GIVEN INSTRUCTION>
Find every line containing the word "JSON" in the records below; report only how many there are.

Records that describe figures:
--- START ---

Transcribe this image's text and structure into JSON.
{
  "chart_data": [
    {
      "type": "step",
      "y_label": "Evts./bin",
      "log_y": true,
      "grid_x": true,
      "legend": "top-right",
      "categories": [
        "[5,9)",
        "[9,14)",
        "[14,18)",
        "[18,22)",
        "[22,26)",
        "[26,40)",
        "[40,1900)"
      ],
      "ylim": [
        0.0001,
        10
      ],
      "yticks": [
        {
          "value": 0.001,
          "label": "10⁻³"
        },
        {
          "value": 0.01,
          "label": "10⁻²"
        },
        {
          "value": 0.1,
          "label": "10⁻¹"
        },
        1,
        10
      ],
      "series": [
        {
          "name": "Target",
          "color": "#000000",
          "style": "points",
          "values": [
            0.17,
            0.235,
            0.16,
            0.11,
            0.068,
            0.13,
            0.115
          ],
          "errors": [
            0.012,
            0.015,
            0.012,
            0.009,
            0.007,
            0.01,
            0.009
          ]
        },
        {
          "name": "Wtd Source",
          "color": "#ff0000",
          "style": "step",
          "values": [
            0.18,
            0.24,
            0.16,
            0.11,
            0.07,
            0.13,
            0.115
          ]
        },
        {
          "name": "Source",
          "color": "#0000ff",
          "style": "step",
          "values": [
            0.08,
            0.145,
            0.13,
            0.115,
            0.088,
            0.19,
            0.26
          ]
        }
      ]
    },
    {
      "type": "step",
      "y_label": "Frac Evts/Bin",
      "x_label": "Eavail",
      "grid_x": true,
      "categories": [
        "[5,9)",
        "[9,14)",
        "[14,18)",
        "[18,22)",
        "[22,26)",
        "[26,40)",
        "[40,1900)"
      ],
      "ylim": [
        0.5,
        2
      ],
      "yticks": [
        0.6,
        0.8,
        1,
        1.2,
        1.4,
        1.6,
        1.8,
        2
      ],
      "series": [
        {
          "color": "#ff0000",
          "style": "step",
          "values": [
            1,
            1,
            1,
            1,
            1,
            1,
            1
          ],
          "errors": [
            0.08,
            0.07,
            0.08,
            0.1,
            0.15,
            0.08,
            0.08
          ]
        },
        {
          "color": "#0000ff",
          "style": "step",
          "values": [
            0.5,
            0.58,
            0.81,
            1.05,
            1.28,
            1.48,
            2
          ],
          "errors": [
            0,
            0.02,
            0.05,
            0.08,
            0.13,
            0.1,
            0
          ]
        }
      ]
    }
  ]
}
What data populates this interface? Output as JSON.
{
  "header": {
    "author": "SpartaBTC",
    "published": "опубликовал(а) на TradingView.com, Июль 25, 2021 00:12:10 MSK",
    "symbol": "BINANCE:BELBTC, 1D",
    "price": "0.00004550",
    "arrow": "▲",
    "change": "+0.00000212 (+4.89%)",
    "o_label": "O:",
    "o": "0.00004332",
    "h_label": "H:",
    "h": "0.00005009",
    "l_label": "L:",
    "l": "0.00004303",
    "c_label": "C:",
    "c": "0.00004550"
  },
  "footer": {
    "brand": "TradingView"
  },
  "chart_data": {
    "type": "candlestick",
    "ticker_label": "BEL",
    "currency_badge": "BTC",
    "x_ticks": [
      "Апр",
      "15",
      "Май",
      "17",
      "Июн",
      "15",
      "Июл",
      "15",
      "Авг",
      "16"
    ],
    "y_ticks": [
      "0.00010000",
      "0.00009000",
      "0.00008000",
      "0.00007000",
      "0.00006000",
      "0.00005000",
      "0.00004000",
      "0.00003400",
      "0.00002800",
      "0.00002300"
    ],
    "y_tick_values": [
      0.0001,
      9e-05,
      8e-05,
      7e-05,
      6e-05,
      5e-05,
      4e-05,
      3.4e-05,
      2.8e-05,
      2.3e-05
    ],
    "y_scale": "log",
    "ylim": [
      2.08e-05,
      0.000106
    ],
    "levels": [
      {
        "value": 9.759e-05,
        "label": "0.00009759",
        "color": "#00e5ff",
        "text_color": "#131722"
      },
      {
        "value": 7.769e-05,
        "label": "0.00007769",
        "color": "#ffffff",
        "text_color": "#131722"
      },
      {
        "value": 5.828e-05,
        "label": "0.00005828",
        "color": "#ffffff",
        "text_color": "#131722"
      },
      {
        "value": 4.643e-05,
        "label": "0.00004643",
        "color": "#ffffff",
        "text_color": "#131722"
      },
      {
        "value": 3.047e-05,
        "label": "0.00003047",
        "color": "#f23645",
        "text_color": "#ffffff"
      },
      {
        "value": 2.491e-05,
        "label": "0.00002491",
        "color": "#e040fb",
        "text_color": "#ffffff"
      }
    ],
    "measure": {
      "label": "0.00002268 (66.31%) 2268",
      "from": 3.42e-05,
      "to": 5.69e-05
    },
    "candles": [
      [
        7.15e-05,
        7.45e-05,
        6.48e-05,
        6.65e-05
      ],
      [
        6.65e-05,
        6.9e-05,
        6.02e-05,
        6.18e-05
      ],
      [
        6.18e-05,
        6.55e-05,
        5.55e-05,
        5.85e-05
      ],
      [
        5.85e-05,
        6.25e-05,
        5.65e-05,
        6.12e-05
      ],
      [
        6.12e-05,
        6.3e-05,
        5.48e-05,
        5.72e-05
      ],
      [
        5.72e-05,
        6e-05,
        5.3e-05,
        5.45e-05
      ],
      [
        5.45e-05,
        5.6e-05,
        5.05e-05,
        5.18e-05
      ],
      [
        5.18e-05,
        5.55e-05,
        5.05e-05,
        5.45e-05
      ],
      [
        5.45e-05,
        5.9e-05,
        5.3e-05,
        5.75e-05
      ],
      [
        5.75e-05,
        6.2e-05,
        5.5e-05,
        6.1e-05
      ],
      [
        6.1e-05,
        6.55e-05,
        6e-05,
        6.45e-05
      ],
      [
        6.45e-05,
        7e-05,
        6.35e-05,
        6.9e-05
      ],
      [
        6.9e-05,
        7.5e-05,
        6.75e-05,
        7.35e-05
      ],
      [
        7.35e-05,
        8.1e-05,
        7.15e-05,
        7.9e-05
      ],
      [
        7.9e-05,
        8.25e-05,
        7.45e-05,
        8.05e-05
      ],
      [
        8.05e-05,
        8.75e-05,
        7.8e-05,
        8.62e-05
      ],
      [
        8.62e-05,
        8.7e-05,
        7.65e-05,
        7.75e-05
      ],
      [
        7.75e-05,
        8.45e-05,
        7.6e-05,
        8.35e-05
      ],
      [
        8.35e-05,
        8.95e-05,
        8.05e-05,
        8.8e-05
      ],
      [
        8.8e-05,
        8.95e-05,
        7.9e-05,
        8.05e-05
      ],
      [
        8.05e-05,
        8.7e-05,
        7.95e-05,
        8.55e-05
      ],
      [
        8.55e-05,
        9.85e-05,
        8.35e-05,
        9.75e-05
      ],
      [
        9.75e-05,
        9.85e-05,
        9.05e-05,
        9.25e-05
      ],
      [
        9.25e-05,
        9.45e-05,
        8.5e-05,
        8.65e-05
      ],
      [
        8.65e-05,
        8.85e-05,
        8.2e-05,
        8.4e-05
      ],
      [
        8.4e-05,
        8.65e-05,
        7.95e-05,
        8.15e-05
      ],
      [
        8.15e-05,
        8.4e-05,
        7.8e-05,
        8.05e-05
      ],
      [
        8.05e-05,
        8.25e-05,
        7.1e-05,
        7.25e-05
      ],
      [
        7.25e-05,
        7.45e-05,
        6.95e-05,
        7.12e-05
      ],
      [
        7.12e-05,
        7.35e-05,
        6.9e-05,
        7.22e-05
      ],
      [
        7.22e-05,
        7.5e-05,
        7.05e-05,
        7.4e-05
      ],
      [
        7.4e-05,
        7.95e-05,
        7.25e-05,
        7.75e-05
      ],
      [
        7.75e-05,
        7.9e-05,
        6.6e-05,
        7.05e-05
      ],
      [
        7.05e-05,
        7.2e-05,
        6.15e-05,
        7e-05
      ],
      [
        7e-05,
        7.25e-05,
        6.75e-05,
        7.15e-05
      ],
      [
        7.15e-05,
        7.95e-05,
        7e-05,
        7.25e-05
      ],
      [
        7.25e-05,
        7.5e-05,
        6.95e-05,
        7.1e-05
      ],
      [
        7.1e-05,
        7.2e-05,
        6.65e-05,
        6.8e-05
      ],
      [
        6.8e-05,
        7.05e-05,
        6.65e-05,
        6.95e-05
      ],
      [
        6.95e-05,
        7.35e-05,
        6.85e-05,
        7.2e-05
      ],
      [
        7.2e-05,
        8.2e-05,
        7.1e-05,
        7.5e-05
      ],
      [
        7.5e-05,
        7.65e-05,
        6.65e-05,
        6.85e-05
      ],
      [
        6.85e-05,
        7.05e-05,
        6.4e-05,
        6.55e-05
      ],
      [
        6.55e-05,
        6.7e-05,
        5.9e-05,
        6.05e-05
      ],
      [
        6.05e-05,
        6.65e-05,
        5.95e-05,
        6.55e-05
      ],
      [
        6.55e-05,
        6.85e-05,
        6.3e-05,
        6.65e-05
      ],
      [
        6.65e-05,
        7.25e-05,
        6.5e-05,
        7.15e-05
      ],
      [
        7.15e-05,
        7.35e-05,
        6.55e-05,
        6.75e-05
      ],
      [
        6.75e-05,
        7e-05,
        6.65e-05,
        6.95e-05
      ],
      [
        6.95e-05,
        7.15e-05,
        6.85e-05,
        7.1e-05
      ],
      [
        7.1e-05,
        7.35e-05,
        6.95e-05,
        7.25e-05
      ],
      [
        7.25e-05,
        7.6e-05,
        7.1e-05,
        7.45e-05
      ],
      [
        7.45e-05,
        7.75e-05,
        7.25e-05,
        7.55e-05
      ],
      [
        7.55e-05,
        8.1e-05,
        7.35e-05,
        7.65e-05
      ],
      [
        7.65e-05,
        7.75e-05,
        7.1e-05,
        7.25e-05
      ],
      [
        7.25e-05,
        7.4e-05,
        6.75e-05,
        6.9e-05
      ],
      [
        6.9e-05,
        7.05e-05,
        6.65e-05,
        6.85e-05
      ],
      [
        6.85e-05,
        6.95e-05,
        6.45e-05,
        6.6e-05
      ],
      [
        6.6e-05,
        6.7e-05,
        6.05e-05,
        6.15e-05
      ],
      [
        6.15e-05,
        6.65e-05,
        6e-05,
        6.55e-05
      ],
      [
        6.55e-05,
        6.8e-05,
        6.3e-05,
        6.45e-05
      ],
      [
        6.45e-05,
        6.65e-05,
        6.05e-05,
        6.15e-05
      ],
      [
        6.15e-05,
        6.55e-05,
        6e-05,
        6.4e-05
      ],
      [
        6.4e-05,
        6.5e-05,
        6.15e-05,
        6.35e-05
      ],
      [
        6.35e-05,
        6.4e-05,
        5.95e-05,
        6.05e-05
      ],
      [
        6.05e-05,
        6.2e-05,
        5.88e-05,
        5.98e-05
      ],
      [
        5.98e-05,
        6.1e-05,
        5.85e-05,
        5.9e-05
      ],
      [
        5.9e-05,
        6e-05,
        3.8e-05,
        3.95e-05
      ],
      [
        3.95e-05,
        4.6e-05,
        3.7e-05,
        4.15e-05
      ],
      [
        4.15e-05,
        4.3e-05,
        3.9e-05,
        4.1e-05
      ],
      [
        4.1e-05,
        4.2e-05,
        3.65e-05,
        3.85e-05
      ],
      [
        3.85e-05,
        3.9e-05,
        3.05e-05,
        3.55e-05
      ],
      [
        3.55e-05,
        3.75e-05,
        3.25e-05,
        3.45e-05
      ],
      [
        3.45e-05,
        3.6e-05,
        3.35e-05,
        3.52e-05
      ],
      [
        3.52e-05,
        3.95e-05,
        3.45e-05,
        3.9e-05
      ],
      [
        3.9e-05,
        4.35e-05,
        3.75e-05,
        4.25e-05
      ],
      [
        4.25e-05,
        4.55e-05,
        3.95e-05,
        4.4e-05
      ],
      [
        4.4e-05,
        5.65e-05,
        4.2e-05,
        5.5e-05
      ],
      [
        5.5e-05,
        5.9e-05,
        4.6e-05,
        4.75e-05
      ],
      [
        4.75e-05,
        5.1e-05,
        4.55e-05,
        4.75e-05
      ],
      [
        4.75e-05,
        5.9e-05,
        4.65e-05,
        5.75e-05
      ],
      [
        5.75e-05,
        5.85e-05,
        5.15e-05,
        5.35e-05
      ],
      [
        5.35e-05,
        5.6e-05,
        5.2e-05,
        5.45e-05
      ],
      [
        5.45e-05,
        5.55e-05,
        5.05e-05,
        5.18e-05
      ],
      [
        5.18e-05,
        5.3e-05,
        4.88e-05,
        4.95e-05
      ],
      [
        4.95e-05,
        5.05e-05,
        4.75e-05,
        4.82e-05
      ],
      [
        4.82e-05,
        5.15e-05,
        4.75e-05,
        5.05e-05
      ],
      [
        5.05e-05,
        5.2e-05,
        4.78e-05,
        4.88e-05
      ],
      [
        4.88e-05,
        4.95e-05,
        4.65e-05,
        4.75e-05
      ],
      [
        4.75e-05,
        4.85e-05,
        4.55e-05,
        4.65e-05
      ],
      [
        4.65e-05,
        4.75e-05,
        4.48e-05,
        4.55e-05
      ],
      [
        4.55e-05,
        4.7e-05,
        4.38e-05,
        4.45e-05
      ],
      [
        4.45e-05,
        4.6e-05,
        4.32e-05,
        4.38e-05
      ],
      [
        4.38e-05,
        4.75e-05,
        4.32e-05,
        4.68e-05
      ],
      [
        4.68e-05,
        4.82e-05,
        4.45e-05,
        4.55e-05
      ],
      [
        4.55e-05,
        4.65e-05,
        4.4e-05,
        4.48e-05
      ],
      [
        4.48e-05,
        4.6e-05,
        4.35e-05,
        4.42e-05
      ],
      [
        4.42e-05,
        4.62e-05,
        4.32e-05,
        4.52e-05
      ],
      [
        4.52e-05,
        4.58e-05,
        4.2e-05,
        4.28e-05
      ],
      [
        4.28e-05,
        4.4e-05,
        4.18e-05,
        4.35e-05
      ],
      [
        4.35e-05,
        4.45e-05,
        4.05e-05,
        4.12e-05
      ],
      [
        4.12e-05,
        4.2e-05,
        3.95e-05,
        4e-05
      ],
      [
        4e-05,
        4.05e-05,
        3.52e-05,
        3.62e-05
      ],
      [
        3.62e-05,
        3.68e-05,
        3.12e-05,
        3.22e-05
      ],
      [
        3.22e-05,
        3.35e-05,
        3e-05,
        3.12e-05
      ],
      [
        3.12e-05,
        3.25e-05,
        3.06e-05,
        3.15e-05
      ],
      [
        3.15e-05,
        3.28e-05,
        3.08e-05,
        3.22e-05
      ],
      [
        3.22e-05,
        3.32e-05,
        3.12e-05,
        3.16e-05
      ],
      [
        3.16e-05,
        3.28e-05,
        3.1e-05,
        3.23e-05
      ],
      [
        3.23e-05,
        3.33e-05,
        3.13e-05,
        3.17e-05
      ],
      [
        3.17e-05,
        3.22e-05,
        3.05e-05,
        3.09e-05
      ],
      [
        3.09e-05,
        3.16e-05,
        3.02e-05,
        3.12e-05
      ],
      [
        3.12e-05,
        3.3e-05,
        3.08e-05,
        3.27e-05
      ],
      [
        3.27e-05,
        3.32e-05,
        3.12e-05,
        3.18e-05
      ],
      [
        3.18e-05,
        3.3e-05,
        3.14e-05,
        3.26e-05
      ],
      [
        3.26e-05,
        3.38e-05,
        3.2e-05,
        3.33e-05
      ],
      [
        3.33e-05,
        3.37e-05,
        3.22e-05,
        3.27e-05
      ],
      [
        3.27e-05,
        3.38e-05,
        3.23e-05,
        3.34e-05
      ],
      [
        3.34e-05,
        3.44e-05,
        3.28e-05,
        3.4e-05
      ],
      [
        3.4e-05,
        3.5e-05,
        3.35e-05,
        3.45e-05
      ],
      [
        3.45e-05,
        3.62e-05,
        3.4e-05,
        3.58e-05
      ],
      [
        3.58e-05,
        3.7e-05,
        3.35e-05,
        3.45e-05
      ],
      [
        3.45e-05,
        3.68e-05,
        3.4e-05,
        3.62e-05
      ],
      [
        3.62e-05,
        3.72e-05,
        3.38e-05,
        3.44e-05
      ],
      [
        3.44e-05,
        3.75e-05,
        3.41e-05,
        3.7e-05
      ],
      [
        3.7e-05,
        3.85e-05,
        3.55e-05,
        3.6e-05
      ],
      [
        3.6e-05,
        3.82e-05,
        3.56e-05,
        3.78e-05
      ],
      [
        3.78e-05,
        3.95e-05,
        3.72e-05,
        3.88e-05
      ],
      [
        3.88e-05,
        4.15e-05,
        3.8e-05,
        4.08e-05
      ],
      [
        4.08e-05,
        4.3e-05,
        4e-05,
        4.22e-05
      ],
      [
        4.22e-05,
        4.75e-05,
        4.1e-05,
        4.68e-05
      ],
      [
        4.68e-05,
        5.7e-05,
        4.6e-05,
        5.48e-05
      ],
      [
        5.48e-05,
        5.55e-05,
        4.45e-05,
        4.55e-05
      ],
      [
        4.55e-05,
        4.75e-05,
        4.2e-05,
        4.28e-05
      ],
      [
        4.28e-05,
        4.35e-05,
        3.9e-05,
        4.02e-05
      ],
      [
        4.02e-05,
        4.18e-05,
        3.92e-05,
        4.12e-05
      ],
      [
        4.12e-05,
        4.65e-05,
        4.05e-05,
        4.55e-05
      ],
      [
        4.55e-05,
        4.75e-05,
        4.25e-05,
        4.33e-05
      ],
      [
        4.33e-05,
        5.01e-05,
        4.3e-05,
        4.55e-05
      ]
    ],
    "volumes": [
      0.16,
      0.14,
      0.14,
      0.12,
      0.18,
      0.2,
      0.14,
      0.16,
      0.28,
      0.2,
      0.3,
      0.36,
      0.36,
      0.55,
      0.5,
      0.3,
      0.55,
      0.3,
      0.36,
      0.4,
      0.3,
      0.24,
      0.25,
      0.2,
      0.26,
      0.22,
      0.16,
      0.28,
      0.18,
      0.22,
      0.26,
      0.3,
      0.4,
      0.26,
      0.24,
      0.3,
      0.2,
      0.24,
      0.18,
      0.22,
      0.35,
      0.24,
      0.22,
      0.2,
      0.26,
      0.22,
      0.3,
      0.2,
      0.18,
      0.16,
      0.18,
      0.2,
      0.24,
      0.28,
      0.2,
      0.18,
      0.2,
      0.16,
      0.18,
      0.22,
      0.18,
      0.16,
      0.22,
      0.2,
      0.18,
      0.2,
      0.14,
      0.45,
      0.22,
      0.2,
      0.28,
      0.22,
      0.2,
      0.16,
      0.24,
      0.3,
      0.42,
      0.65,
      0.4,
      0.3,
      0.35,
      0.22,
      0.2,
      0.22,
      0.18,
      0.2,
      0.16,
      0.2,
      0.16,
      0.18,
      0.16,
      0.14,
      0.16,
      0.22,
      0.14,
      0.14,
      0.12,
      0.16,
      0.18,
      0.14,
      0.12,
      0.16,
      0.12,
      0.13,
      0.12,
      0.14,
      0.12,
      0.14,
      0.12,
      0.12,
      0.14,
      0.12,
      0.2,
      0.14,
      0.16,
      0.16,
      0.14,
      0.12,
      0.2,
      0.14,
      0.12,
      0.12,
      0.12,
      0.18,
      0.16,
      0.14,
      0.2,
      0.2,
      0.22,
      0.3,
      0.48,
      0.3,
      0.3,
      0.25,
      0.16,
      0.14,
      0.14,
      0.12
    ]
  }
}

--- END ---

THE ANSWER>
2